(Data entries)
____________________

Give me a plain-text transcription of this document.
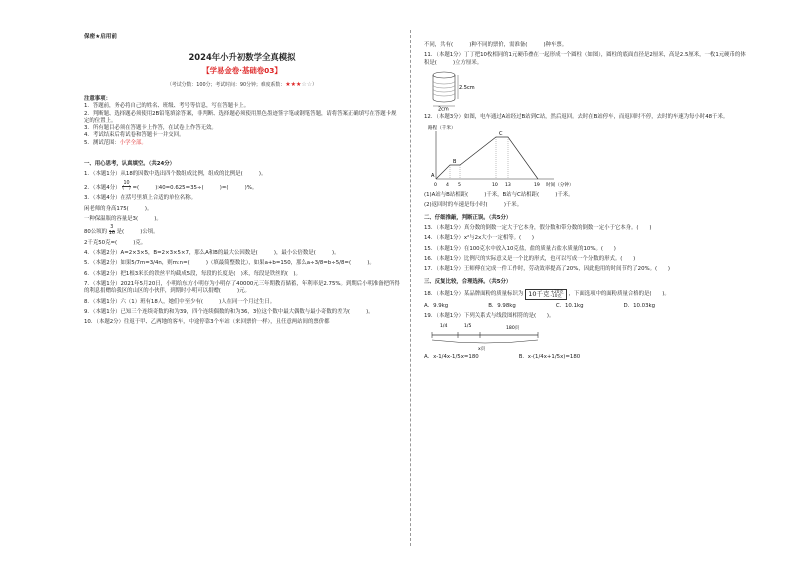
保密★启用前
2024年小升初数学全真模拟
【学易金卷·基础卷03】
（考试分数：100分；考试时间：90分钟；难度系数：★★★☆☆）
注意事项：
1．答题前，务必将自己的姓名、班级、考号等信息，写在答题卡上。
2．判断题、选择题必须使用2B铅笔填涂答案，非判断、选择题必须使用黑色墨迹签字笔或钢笔答题，请将答案正确填写在答题卡规定的位置上。
3．所有题目必须在答题卡上作答，在试卷上作答无效。
4．考试结束后将试卷和答题卡一并交回。
5．测试范围：小学全部。
一、用心思考，认真填空。（共24分）
1．（本题1分）从18的因数中选出四个数组成比例，组成的比例是(　　　)。
2．（本题4分） $\frac{10}{( )}$ =(　　　)∶40=0.625=35÷(　　　)=(　　　)%。
3．（本题4分）在括号里填上合适的单位名称。
闲老师的身高175(　　　)。
一种保温瓶的容量是3(　　　)。
80公顷的 $\frac{3}{16}$ 是(　　　)公顷。
2千克50克=(　　　)克。
4．（本题2分）A=2×3×5，B=2×3×5×7，那么A和B的最大公因数是(　　　)，最小公倍数是(　　　)。
5．（本题2分）如果5/7m=3/4n，则m:n=(　　　)（填最简整数比），如果a+b=150，那么a÷3/8=b÷5/8=(　　　)。
6．（本题2分）把1根3米长的铁丝平均截成5段，每段的长度是(　)米，每段是铁丝的(　)。
7．（本题1分）2021年5月20日，小明给东方小明存为小明存了40000元三年期教育储蓄，年利率是2.75%。到期后小明准备把所得的利息捐赠给我区的山区的小伙伴，到期时小明可以捐赠(　　　)元。
8．（本题1分）六（1）班有18人，她们中至少有(　　　)人在同一个月过生日。
9．（本题1分）已知三个连续奇数的和为39，四个连续偶数的和为36，3位这个数中最大偶数与最小奇数的差为(　　　)。
10．（本题2分）往返于甲、乙两地的客车，中途停靠3个车站（来回票价一样），且任意两站间的票价都
不同，共有(　　　)种不同的票价，需准备(　　　)种车票。
11．（本题1分）丁丁把10枚相同的1元硬币叠在一起形成一个圆柱（如图），圆柱的底面直径是2厘米，高是2.5厘米，一枚1元硬币的体积是(　　　)立方厘米。
2.5cm
2cm
12．（本题3分）如图，电车通过A站经过B站到C站，然后返回。去时在B站停车，而返回时不停，去时的车速为每小时48千米。
路程（千米）
A
B
C
0 4 5	10 13	19 时间（分钟）
(1)A站与B站相距(　　　)千米，B站与C站相距(　　　)千米。
(2)返回时的车速是每小时(　　　)千米。
二、仔细推敲，判断正误。（共5分）
13．（本题1分）真分数的倒数一定大于它本身，假分数和带分数的倒数一定小于它本身。(　　)
14．（本题1分）x²与2x大小一定相等。(　　)
15．（本题1分）在100克水中放入10克盐，盐的质量占盐水质量的10%。(　　)
16．（本题1分）比例尺的实际意义是一个比的形式，也可以写成一个分数的形式。(　　)
17．（本题1分）王师傅在完成一件工作时，劳动效率提高了20%，因此他用的时间节约了20%。(　　)
三、反复比较，合理选择。（共5分）
18．（本题1分）某品牌面粉的质量标识为 10千克 +20克
-10克	，下面选项中的面粉质量合格的是(　　)。
A．9.9kg	B．9.98kg	C．10.1kg	D．10.03kg
19．（本题1分）下列关系式与线段图相符的是(　　)。
1/4	1/5	180页
x页
A．x-1/4x-1/5x=180	B．x-(1/4x+1/5x)=180
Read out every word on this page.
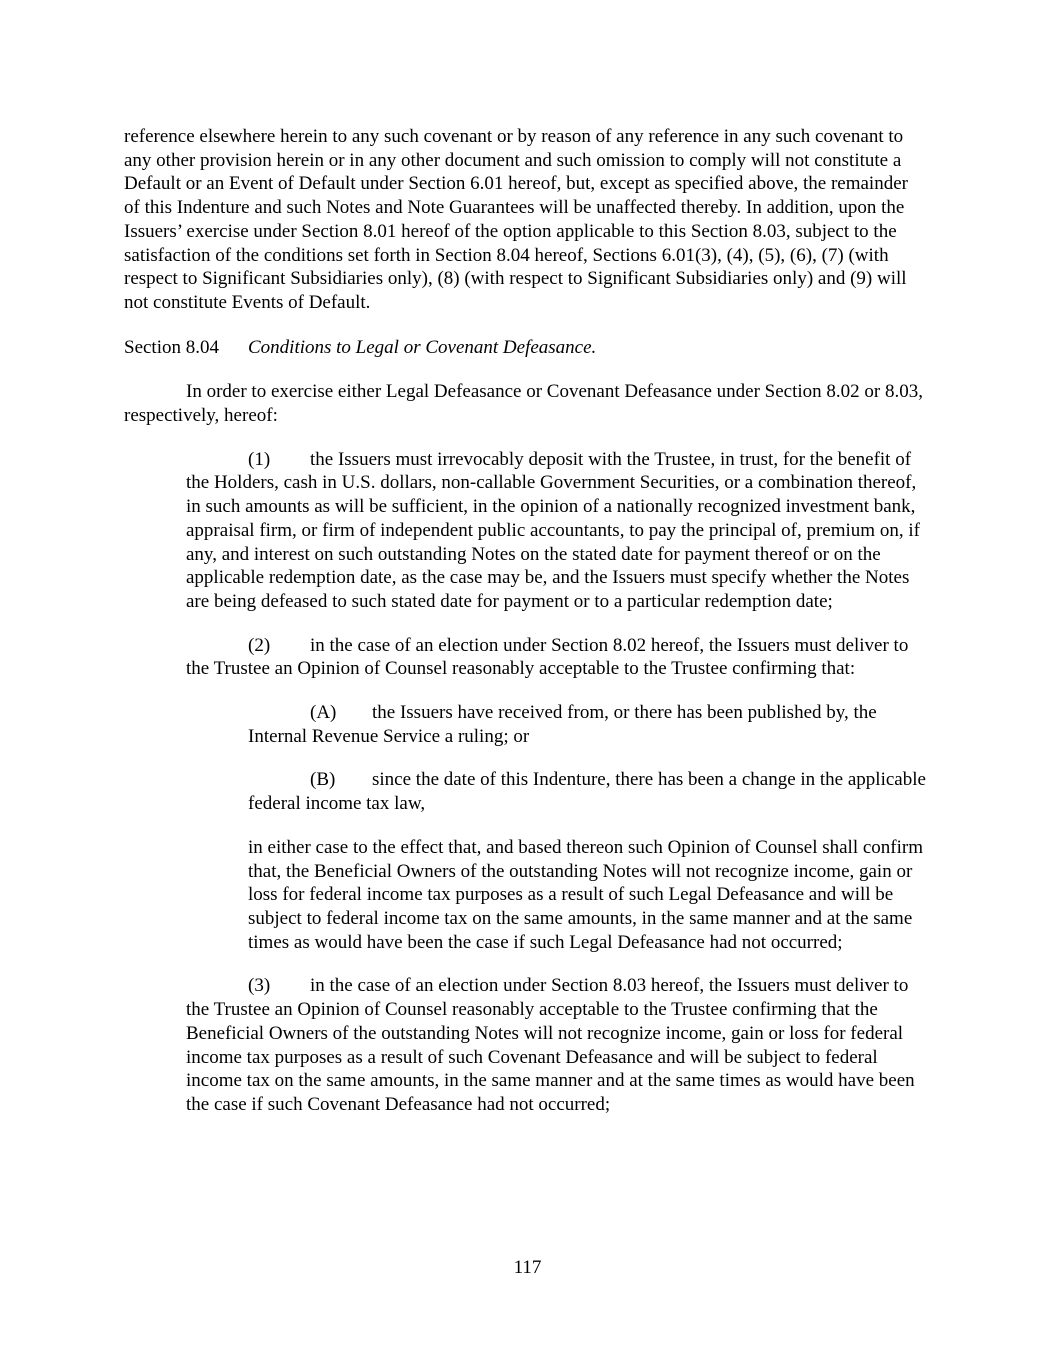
reference elsewhere herein to any such covenant or by reason of any reference in any such covenant to any other provision herein or in any other document and such omission to comply will not constitute a Default or an Event of Default under Section 6.01 hereof, but, except as specified above, the remainder of this Indenture and such Notes and Note Guarantees will be unaffected thereby. In addition, upon the Issuers’ exercise under Section 8.01 hereof of the option applicable to this Section 8.03, subject to the satisfaction of the conditions set forth in Section 8.04 hereof, Sections 6.01(3), (4), (5), (6), (7) (with respect to Significant Subsidiaries only), (8) (with respect to Significant Subsidiaries only) and (9) will not constitute Events of Default.

Section 8.04 Conditions to Legal or Covenant Defeasance.

In order to exercise either Legal Defeasance or Covenant Defeasance under Section 8.02 or 8.03, respectively, hereof:

(1) the Issuers must irrevocably deposit with the Trustee, in trust, for the benefit of the Holders, cash in U.S. dollars, non-callable Government Securities, or a combination thereof, in such amounts as will be sufficient, in the opinion of a nationally recognized investment bank, appraisal firm, or firm of independent public accountants, to pay the principal of, premium on, if any, and interest on such outstanding Notes on the stated date for payment thereof or on the applicable redemption date, as the case may be, and the Issuers must specify whether the Notes are being defeased to such stated date for payment or to a particular redemption date;

(2) in the case of an election under Section 8.02 hereof, the Issuers must deliver to the Trustee an Opinion of Counsel reasonably acceptable to the Trustee confirming that:

(A) the Issuers have received from, or there has been published by, the Internal Revenue Service a ruling; or

(B) since the date of this Indenture, there has been a change in the applicable federal income tax law,

in either case to the effect that, and based thereon such Opinion of Counsel shall confirm that, the Beneficial Owners of the outstanding Notes will not recognize income, gain or loss for federal income tax purposes as a result of such Legal Defeasance and will be subject to federal income tax on the same amounts, in the same manner and at the same times as would have been the case if such Legal Defeasance had not occurred;

(3) in the case of an election under Section 8.03 hereof, the Issuers must deliver to the Trustee an Opinion of Counsel reasonably acceptable to the Trustee confirming that the Beneficial Owners of the outstanding Notes will not recognize income, gain or loss for federal income tax purposes as a result of such Covenant Defeasance and will be subject to federal income tax on the same amounts, in the same manner and at the same times as would have been the case if such Covenant Defeasance had not occurred;

117
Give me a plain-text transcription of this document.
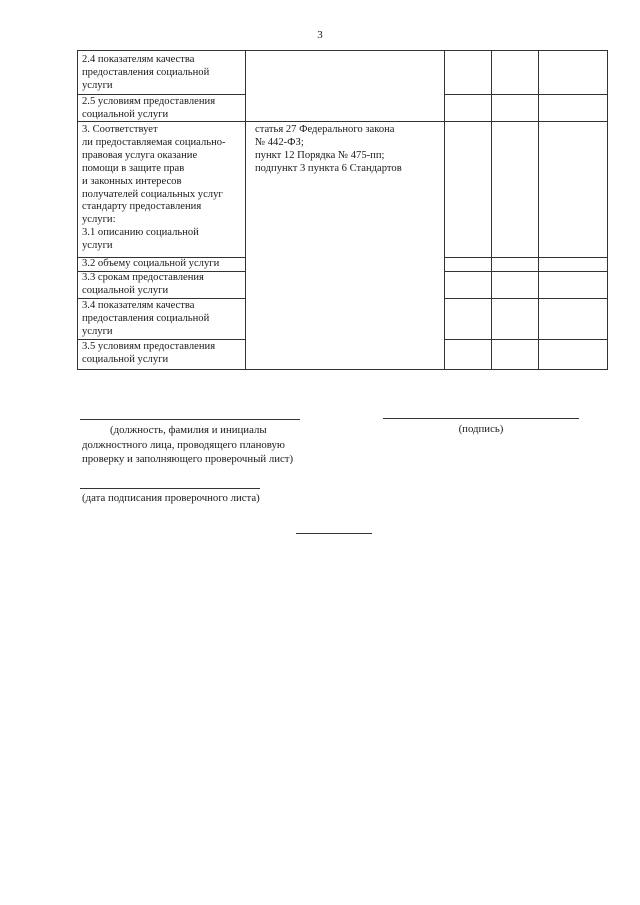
3
2.4 показателям качества
предоставления социальной
услуги
2.5 условиям предоставления
социальной услуги
3. Соответствует
ли предоставляемая социально-
правовая услуга оказание
помощи в защите прав
и законных интересов
получателей социальных услуг
стандарту предоставления
услуги:
3.1 описанию социальной
услуги
3.2 объему социальной услуги
3.3 срокам предоставления
социальной услуги
3.4 показателям качества
предоставления социальной
услуги
3.5 условиям предоставления
социальной услуги
статья 27 Федерального закона
№ 442-ФЗ;
пункт 12 Порядка № 475-пп;
подпункт 3 пункта 6 Стандартов
(должность, фамилия и инициалы
должностного лица, проводящего плановую
проверку и заполняющего проверочный лист)
(подпись)
(дата подписания проверочного листа)
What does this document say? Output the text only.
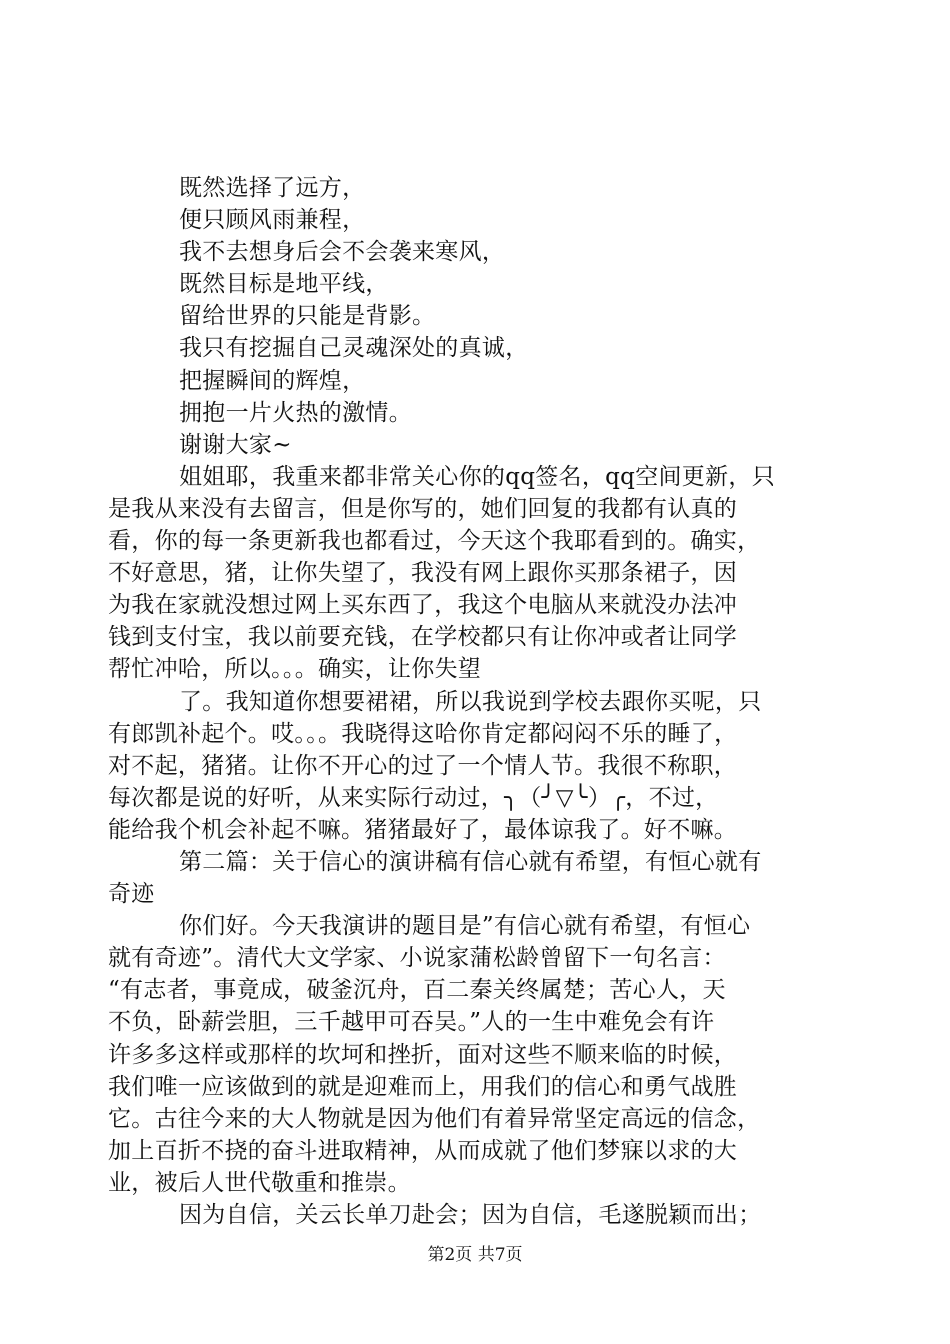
既然选择了远方，
便只顾风雨兼程，
我不去想身后会不会袭来寒风，
既然目标是地平线，
留给世界的只能是背影。
我只有挖掘自己灵魂深处的真诚，
把握瞬间的辉煌，
拥抱一片火热的激情。
谢谢大家~
姐姐耶，我重来都非常关心你的qq签名，qq空间更新，只
是我从来没有去留言，但是你写的，她们回复的我都有认真的
看，你的每一条更新我也都看过，今天这个我耶看到的。确实，
不好意思，猪，让你失望了，我没有网上跟你买那条裙子，因
为我在家就没想过网上买东西了，我这个电脑从来就没办法冲
钱到支付宝，我以前要充钱，在学校都只有让你冲或者让同学
帮忙冲哈，所以。。。确实，让你失望
了。我知道你想要裙裙，所以我说到学校去跟你买呢，只
有郎凯补起个。哎。。。我晓得这哈你肯定都闷闷不乐的睡了，
对不起，猪猪。让你不开心的过了一个情人节。我很不称职，
每次都是说的好听，从来实际行动过，╮（╯▽╰）╭，不过，
能给我个机会补起不嘛。猪猪最好了，最体谅我了。好不嘛。
第二篇：关于信心的演讲稿有信心就有希望，有恒心就有
奇迹
你们好。今天我演讲的题目是”有信心就有希望，有恒心
就有奇迹”。清代大文学家、小说家蒲松龄曾留下一句名言：
“有志者，事竟成，破釜沉舟，百二秦关终属楚；苦心人，天
不负，卧薪尝胆，三千越甲可吞吴。”人的一生中难免会有许
许多多这样或那样的坎坷和挫折，面对这些不顺来临的时候，
我们唯一应该做到的就是迎难而上，用我们的信心和勇气战胜
它。古往今来的大人物就是因为他们有着异常坚定高远的信念，
加上百折不挠的奋斗进取精神，从而成就了他们梦寐以求的大
业，被后人世代敬重和推崇。
因为自信，关云长单刀赴会；因为自信，毛遂脱颖而出；
第2页 共7页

____________________

## WHAT YOU SHOULD DO
Find the word "предоставления" in the records and pull out each line that has it.

## OUTPUT FOR THIS EXERCISE
предоставления социальной
2.5 условиям предоставления
стандарту предоставления
3.3 срокам предоставления
предоставления социальной
3.5 условиям предоставления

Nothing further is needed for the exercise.